THE EXERCISE
Identify every line in the records below that contains the word "date", and reproduce each one.

——————————

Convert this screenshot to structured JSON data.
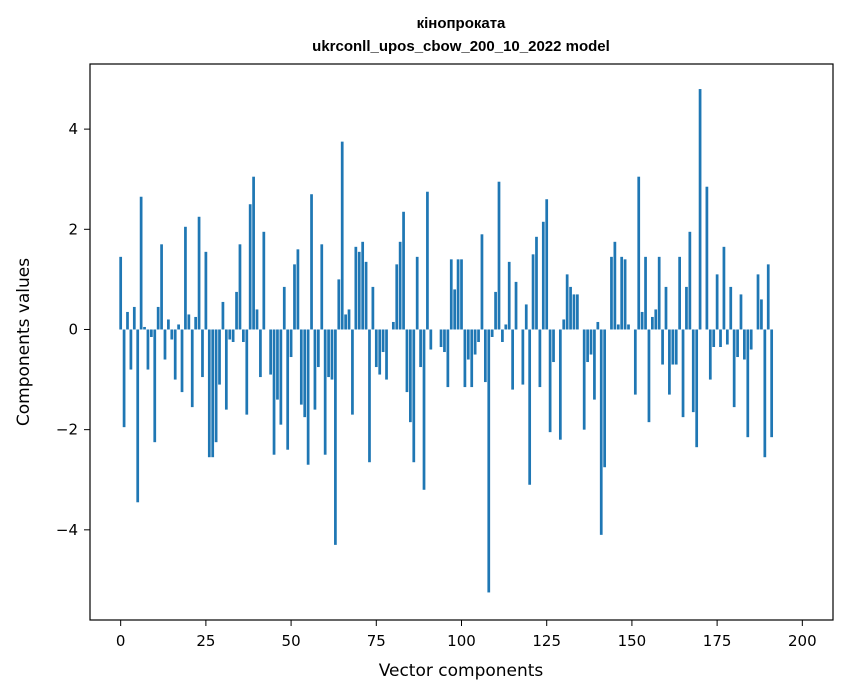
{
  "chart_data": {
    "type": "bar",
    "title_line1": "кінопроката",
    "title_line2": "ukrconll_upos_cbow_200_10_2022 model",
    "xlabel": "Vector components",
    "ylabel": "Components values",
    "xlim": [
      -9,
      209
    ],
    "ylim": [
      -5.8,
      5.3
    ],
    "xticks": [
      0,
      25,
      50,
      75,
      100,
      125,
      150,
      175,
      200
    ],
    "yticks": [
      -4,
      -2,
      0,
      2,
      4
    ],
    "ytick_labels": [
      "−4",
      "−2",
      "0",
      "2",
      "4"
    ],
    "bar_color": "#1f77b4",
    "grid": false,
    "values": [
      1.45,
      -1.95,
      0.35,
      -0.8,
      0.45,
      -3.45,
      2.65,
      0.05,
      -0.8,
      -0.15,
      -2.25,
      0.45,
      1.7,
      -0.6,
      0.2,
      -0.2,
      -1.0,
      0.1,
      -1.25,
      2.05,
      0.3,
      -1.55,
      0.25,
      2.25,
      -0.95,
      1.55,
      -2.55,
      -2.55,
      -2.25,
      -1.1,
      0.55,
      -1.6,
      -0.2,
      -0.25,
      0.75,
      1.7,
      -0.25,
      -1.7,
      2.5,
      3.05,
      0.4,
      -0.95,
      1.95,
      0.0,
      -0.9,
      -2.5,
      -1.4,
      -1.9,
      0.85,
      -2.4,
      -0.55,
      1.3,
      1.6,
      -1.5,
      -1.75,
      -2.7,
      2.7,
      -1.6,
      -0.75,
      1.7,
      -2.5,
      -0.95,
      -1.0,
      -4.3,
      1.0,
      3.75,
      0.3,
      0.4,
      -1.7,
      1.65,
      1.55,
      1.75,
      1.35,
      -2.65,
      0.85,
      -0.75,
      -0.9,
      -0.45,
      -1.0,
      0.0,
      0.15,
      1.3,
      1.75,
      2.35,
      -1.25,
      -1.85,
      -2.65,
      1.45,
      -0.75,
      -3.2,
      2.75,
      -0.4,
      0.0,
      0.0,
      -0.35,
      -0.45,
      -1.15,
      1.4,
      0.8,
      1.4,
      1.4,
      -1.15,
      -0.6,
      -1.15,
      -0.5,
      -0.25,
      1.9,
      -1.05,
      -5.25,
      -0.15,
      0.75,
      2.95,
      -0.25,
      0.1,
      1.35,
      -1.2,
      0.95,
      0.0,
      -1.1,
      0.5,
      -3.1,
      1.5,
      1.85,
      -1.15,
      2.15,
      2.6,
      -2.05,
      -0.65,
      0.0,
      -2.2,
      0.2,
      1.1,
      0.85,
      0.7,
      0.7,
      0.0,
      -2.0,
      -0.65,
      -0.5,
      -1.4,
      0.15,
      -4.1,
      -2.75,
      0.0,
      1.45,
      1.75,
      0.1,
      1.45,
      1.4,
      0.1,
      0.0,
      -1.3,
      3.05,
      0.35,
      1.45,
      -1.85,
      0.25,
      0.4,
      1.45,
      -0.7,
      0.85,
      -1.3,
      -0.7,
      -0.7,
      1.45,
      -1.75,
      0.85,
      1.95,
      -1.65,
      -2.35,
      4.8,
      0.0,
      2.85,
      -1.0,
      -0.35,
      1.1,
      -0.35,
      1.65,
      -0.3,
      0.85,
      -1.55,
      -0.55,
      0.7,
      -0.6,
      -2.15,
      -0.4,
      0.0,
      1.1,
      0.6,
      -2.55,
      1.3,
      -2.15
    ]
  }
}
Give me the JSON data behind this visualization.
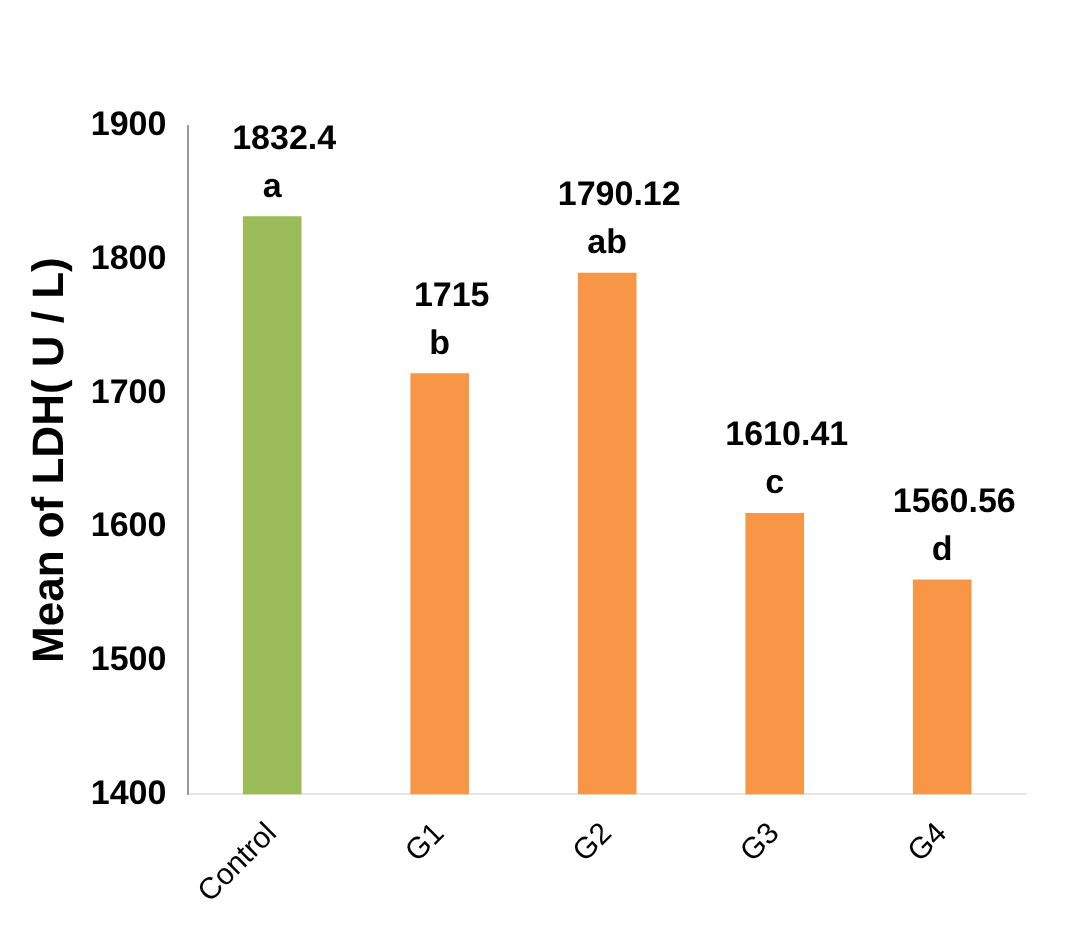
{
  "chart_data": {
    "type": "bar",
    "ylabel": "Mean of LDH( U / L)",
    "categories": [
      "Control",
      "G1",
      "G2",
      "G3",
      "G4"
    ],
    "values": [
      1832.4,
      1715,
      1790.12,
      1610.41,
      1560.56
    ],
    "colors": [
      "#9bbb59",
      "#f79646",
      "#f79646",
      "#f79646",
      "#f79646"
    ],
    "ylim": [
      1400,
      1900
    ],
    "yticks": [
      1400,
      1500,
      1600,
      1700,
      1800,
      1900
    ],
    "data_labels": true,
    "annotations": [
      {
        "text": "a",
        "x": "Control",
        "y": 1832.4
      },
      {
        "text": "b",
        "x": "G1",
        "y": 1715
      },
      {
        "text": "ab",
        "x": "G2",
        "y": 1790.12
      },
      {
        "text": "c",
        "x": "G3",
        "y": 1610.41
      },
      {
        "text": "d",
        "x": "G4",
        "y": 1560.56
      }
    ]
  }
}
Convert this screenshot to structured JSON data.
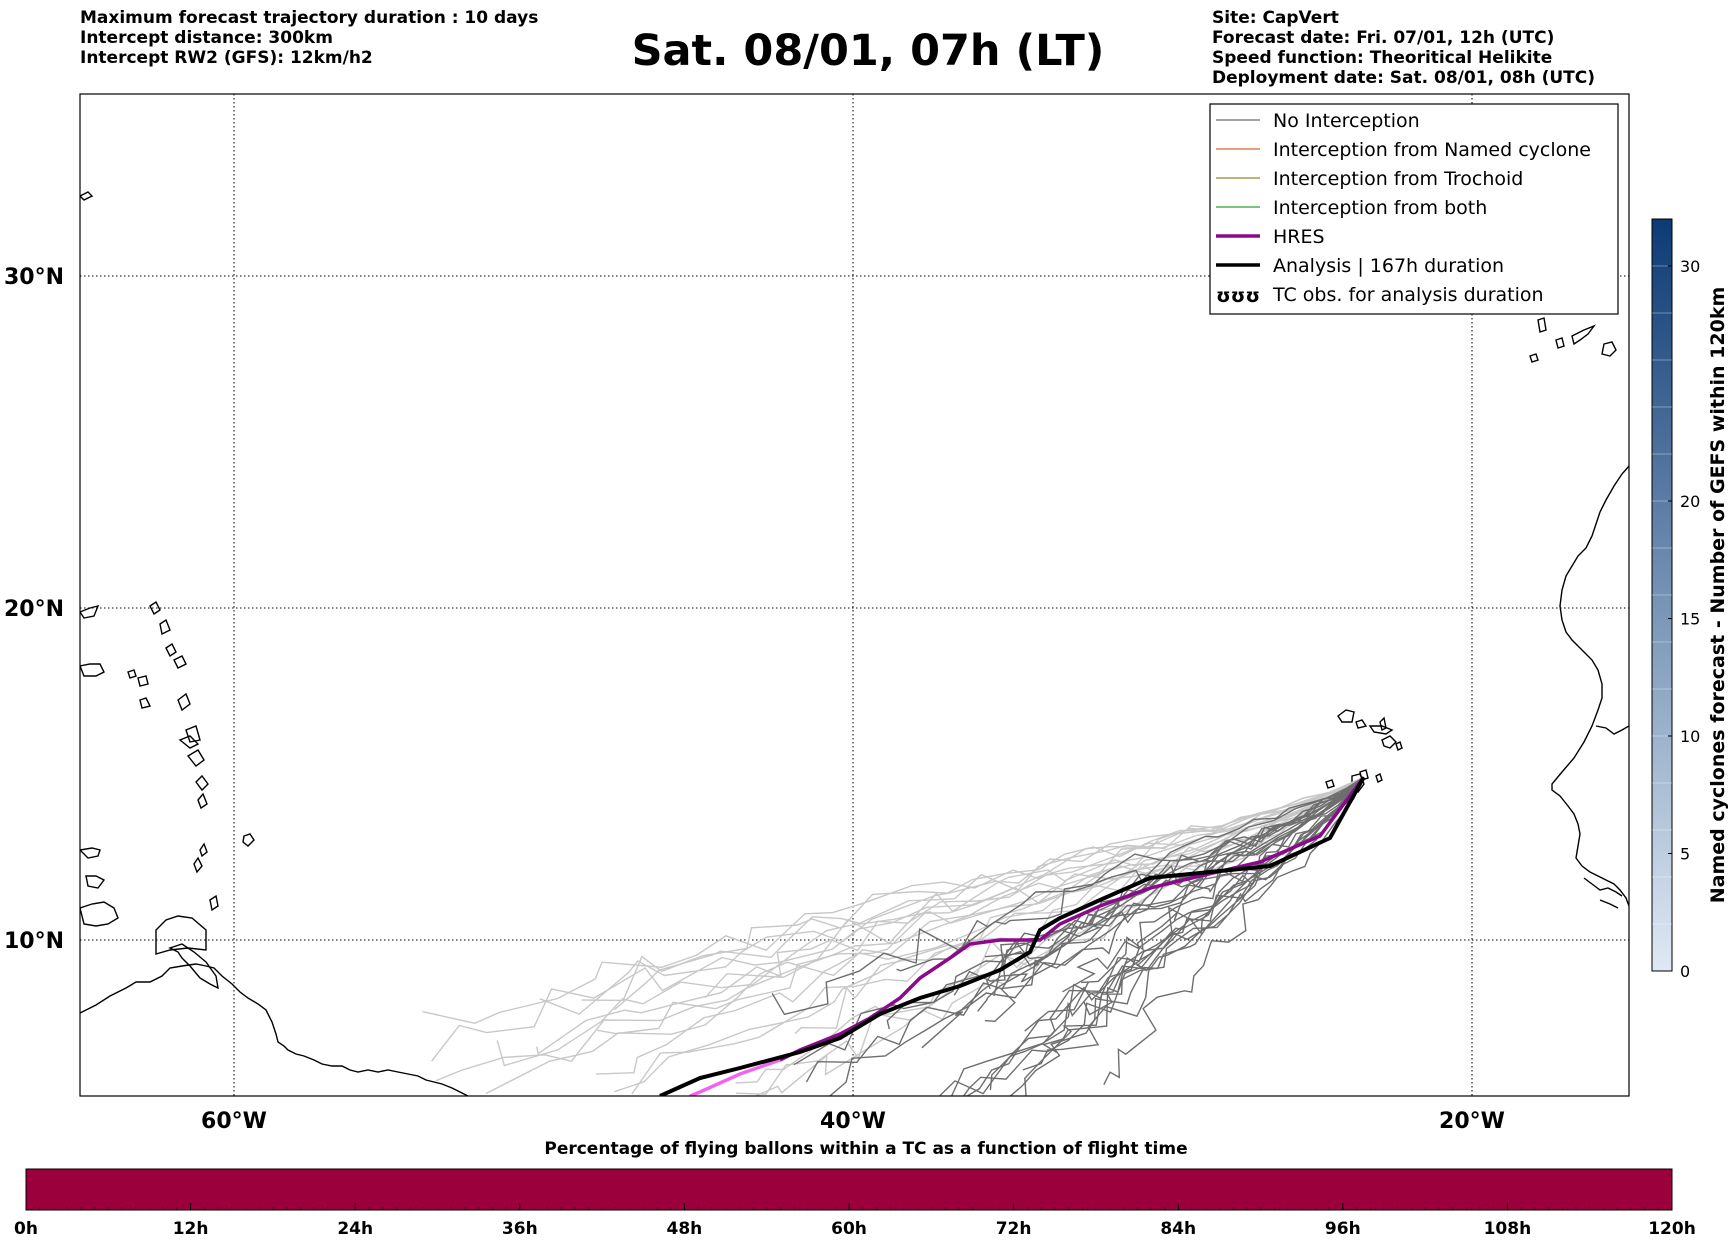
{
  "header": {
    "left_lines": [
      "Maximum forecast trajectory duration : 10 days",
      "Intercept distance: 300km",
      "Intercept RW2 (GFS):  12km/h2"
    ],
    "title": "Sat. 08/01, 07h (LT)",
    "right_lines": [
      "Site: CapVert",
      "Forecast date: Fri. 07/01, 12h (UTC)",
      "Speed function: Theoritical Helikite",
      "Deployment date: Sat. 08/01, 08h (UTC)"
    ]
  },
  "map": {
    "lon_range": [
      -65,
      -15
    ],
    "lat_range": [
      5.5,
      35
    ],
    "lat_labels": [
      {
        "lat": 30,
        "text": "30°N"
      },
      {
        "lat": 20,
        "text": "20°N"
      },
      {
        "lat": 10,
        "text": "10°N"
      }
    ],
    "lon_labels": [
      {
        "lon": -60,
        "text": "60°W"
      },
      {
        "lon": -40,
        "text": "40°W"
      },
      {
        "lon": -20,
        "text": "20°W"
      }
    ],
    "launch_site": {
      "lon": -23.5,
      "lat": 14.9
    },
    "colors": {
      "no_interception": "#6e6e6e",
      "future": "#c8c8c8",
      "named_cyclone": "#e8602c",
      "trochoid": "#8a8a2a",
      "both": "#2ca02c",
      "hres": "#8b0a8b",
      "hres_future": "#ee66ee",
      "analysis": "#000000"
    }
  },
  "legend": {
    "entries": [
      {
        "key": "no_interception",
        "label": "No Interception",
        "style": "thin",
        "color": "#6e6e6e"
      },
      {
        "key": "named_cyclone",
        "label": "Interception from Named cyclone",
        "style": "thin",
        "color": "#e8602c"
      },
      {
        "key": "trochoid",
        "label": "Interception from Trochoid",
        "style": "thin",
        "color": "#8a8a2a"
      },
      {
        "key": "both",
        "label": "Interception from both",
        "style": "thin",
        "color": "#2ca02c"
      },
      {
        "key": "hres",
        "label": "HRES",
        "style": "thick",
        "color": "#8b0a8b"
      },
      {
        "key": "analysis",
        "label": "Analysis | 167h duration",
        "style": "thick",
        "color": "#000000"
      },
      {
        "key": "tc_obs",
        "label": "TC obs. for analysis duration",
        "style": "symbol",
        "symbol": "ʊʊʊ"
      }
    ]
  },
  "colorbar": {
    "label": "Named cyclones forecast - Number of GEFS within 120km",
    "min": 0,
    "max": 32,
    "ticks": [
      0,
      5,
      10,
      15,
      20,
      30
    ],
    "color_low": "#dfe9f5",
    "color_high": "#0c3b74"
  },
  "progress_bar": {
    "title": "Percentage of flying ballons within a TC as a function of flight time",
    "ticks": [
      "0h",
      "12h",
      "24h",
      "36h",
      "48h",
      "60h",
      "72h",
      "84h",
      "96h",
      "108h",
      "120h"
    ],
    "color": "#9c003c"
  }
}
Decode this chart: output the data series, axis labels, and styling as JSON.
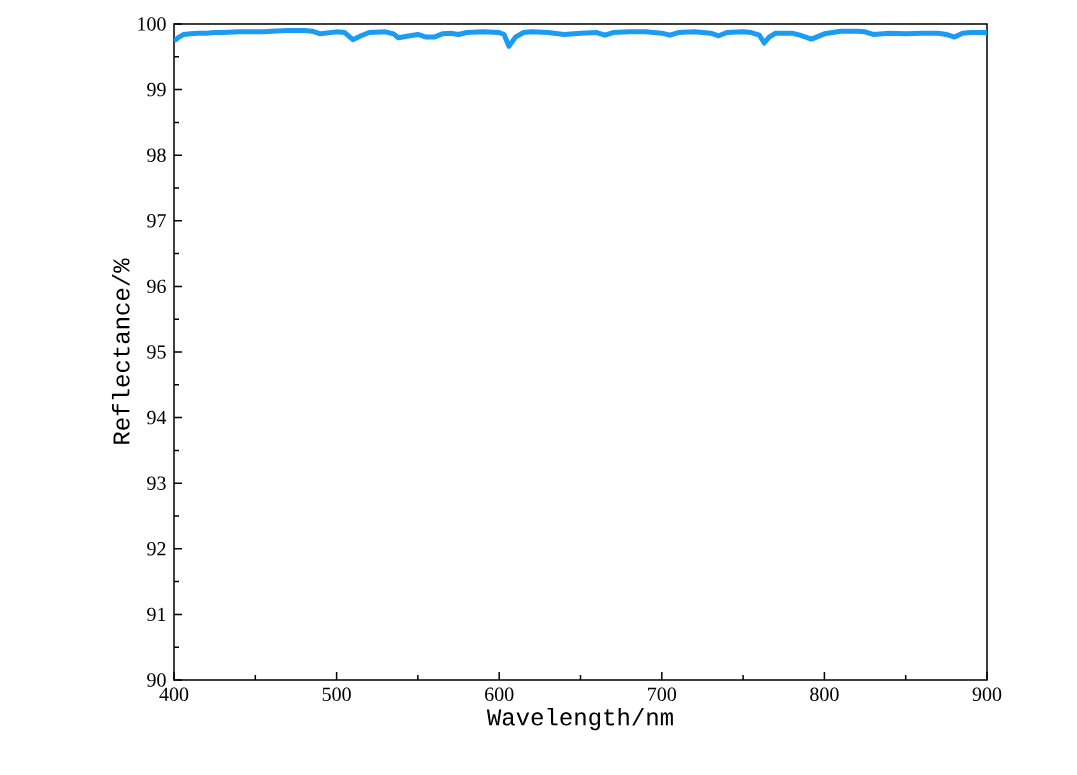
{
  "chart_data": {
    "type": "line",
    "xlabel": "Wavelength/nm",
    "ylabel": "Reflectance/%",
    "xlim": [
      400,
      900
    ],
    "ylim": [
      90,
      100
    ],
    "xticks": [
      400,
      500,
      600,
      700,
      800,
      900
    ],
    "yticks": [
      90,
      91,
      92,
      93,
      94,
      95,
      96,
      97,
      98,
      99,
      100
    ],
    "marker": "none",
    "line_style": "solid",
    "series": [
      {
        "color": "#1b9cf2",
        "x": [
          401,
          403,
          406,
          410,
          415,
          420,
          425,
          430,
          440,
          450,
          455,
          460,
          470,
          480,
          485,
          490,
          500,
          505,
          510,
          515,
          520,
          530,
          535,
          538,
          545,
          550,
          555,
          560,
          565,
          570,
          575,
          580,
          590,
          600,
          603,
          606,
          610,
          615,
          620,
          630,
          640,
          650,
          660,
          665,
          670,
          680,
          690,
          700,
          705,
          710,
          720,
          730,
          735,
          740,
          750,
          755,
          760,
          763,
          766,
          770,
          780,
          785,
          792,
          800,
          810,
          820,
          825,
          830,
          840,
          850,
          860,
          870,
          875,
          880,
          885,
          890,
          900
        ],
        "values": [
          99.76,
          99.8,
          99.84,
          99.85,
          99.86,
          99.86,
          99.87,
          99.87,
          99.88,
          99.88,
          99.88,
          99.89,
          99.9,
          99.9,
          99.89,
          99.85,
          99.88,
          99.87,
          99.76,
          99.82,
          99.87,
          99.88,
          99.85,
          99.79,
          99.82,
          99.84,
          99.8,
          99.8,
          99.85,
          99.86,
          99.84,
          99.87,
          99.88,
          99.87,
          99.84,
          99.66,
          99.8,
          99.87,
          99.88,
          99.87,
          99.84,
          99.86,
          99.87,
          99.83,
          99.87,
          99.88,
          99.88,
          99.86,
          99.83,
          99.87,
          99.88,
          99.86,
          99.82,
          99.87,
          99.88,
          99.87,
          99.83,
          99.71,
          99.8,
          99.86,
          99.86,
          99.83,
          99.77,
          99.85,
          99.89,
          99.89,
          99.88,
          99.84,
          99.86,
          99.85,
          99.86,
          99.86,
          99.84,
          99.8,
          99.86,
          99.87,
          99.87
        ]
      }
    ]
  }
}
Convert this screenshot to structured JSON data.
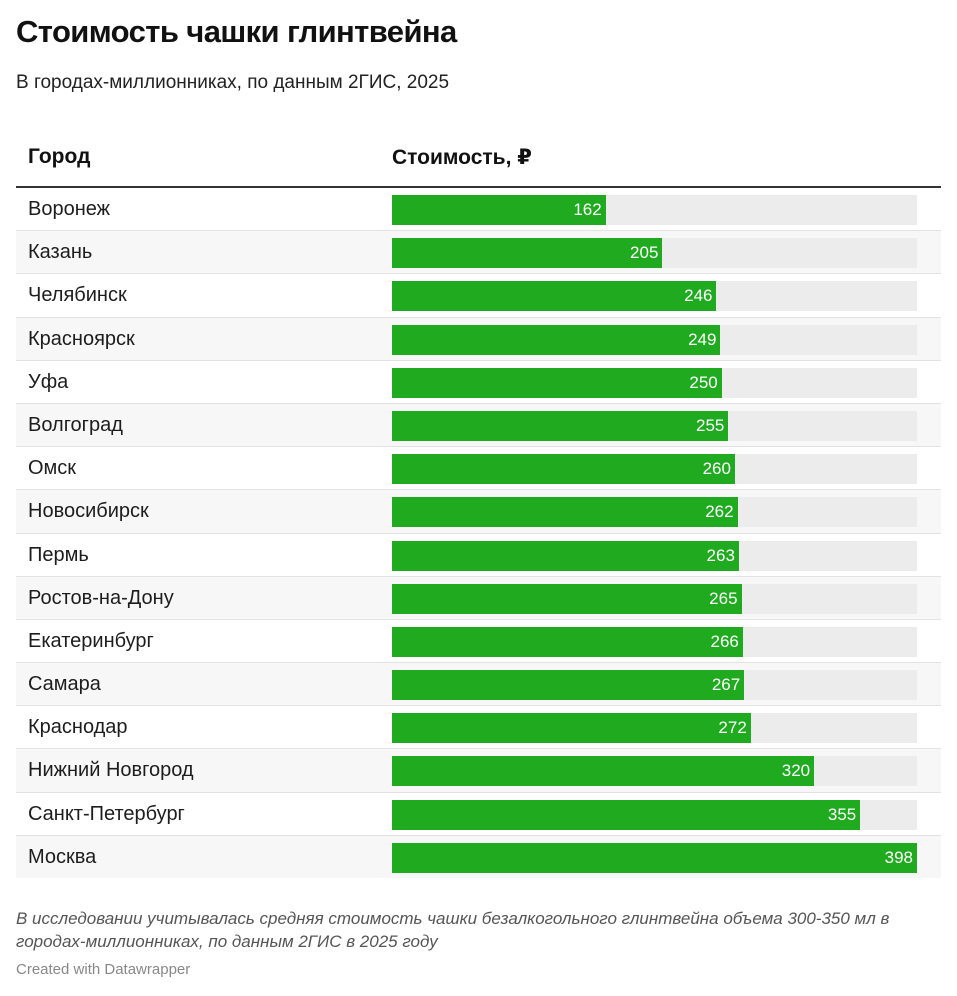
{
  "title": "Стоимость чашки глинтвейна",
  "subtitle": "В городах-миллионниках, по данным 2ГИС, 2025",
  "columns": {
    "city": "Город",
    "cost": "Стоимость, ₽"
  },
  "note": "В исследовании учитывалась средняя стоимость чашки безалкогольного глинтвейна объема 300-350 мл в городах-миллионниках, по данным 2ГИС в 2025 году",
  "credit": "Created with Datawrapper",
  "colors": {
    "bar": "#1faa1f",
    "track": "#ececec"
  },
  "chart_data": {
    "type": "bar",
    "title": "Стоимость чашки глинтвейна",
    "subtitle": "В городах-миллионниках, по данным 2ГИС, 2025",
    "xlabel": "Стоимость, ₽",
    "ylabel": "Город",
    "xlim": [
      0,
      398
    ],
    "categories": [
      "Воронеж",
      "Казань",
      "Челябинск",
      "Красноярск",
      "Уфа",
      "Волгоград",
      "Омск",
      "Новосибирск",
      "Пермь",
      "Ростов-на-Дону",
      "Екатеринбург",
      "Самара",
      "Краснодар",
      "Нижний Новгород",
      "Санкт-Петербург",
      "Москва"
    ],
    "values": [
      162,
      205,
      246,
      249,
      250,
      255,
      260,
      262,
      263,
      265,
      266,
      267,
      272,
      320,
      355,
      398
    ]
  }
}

——————————

OUTPUT FOR THIS TASK
      "Forecast date: Fri. 07/01, 12h (UTC)",
      "Deployment date: Sat. 08/01, 08h (UTC)"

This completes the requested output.